Collected data entries
(begin)
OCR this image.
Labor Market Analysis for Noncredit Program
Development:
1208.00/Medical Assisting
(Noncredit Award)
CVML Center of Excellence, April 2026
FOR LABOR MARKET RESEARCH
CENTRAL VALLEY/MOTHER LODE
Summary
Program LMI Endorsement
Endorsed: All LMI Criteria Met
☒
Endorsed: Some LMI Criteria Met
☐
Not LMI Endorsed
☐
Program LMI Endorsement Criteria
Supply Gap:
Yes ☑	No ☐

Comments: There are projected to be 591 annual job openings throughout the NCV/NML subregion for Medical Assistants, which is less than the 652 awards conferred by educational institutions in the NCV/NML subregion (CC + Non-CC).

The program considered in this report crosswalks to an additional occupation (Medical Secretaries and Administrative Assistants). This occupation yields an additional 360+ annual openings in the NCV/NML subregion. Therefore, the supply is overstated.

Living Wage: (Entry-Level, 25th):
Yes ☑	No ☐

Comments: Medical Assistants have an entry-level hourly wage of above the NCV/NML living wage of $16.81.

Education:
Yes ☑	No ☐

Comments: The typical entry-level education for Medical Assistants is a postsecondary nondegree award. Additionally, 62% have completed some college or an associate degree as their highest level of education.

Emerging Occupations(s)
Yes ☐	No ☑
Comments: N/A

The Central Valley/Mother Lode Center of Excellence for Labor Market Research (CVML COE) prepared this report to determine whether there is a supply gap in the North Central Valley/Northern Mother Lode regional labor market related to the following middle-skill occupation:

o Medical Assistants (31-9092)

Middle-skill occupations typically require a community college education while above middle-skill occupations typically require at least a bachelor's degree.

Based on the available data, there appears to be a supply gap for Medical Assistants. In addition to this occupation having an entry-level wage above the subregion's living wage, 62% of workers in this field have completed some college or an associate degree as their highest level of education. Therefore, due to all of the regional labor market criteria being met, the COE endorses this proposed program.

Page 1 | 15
(end)
Objective ▸
From the preceding material, extract every line exactly.

Result ▸
OCR this image.
Labor Market Analysis for Noncredit Program
Development:
1208.00/Medical Assisting
(Noncredit Award)
CVML Center of Excellence, April 2026
FOR LABOR MARKET RESEARCH
CENTRAL VALLEY/MOTHER LODE
Summary
Program LMI Endorsement
Endorsed: All LMI Criteria Met
☒
Endorsed: Some LMI Criteria Met
☐
Not LMI Endorsed
☐
Program LMI Endorsement Criteria
Supply Gap:
Yes ☑	No ☐

Comments: There are projected to be 591 annual job openings throughout the NCV/NML subregion for Medical Assistants, which is less than the 652 awards conferred by educational institutions in the NCV/NML subregion (CC + Non-CC).

The program considered in this report crosswalks to an additional occupation (Medical Secretaries and Administrative Assistants). This occupation yields an additional 360+ annual openings in the NCV/NML subregion. Therefore, the supply is overstated.

Living Wage: (Entry-Level, 25th):
Yes ☑	No ☐

Comments: Medical Assistants have an entry-level hourly wage of above the NCV/NML living wage of $16.81.

Education:
Yes ☑	No ☐

Comments: The typical entry-level education for Medical Assistants is a postsecondary nondegree award. Additionally, 62% have completed some college or an associate degree as their highest level of education.

Emerging Occupations(s)
Yes ☐	No ☑
Comments: N/A

The Central Valley/Mother Lode Center of Excellence for Labor Market Research (CVML COE) prepared this report to determine whether there is a supply gap in the North Central Valley/Northern Mother Lode regional labor market related to the following middle-skill occupation:

o Medical Assistants (31-9092)

Middle-skill occupations typically require a community college education while above middle-skill occupations typically require at least a bachelor's degree.

Based on the available data, there appears to be a supply gap for Medical Assistants. In addition to this occupation having an entry-level wage above the subregion's living wage, 62% of workers in this field have completed some college or an associate degree as their highest level of education. Therefore, due to all of the regional labor market criteria being met, the COE endorses this proposed program.

Page 1 | 15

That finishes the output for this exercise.